Set all the material down again unchanged, without the pictures.

Dataset listings of figures
★ ★ ★ ★ ★

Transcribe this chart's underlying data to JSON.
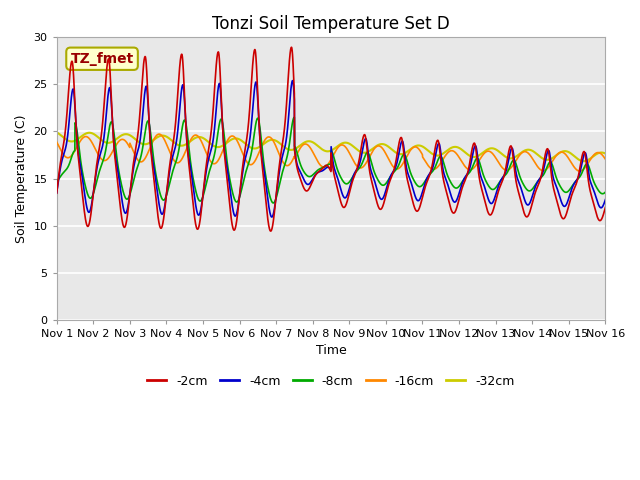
{
  "title": "Tonzi Soil Temperature Set D",
  "xlabel": "Time",
  "ylabel": "Soil Temperature (C)",
  "xlim": [
    0,
    15
  ],
  "ylim": [
    0,
    30
  ],
  "yticks": [
    0,
    5,
    10,
    15,
    20,
    25,
    30
  ],
  "xtick_labels": [
    "Nov 1",
    "Nov 2",
    "Nov 3",
    "Nov 4",
    "Nov 5",
    "Nov 6",
    "Nov 7",
    "Nov 8",
    "Nov 9",
    "Nov 10",
    "Nov 11",
    "Nov 12",
    "Nov 13",
    "Nov 14",
    "Nov 15",
    "Nov 16"
  ],
  "xtick_positions": [
    0,
    1,
    2,
    3,
    4,
    5,
    6,
    7,
    8,
    9,
    10,
    11,
    12,
    13,
    14,
    15
  ],
  "colors": {
    "-2cm": "#cc0000",
    "-4cm": "#0000cc",
    "-8cm": "#00aa00",
    "-16cm": "#ff8800",
    "-32cm": "#cccc00"
  },
  "annotation_text": "TZ_fmet",
  "annotation_bbox_facecolor": "#ffffcc",
  "annotation_bbox_edgecolor": "#aaaa00",
  "plot_bg_color": "#e8e8e8",
  "fig_bg_color": "#ffffff",
  "grid_color": "white",
  "title_fontsize": 12,
  "axis_label_fontsize": 9,
  "tick_label_fontsize": 8,
  "legend_fontsize": 9,
  "linewidth": 1.2
}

★ ★ ★ ★ ★

| THE SOLUTION |
Transcribe this chart's underlying data to JSON.
{
  "title": "Tonzi Soil Temperature Set D",
  "xlabel": "Time",
  "ylabel": "Soil Temperature (C)",
  "xlim": [
    0,
    15
  ],
  "ylim": [
    0,
    30
  ],
  "yticks": [
    0,
    5,
    10,
    15,
    20,
    25,
    30
  ],
  "xtick_labels": [
    "Nov 1",
    "Nov 2",
    "Nov 3",
    "Nov 4",
    "Nov 5",
    "Nov 6",
    "Nov 7",
    "Nov 8",
    "Nov 9",
    "Nov 10",
    "Nov 11",
    "Nov 12",
    "Nov 13",
    "Nov 14",
    "Nov 15",
    "Nov 16"
  ],
  "xtick_positions": [
    0,
    1,
    2,
    3,
    4,
    5,
    6,
    7,
    8,
    9,
    10,
    11,
    12,
    13,
    14,
    15
  ],
  "colors": {
    "-2cm": "#cc0000",
    "-4cm": "#0000cc",
    "-8cm": "#00aa00",
    "-16cm": "#ff8800",
    "-32cm": "#cccc00"
  },
  "annotation_text": "TZ_fmet",
  "annotation_bbox_facecolor": "#ffffcc",
  "annotation_bbox_edgecolor": "#aaaa00",
  "plot_bg_color": "#e8e8e8",
  "fig_bg_color": "#ffffff",
  "grid_color": "white",
  "title_fontsize": 12,
  "axis_label_fontsize": 9,
  "tick_label_fontsize": 8,
  "legend_fontsize": 9,
  "linewidth": 1.2
}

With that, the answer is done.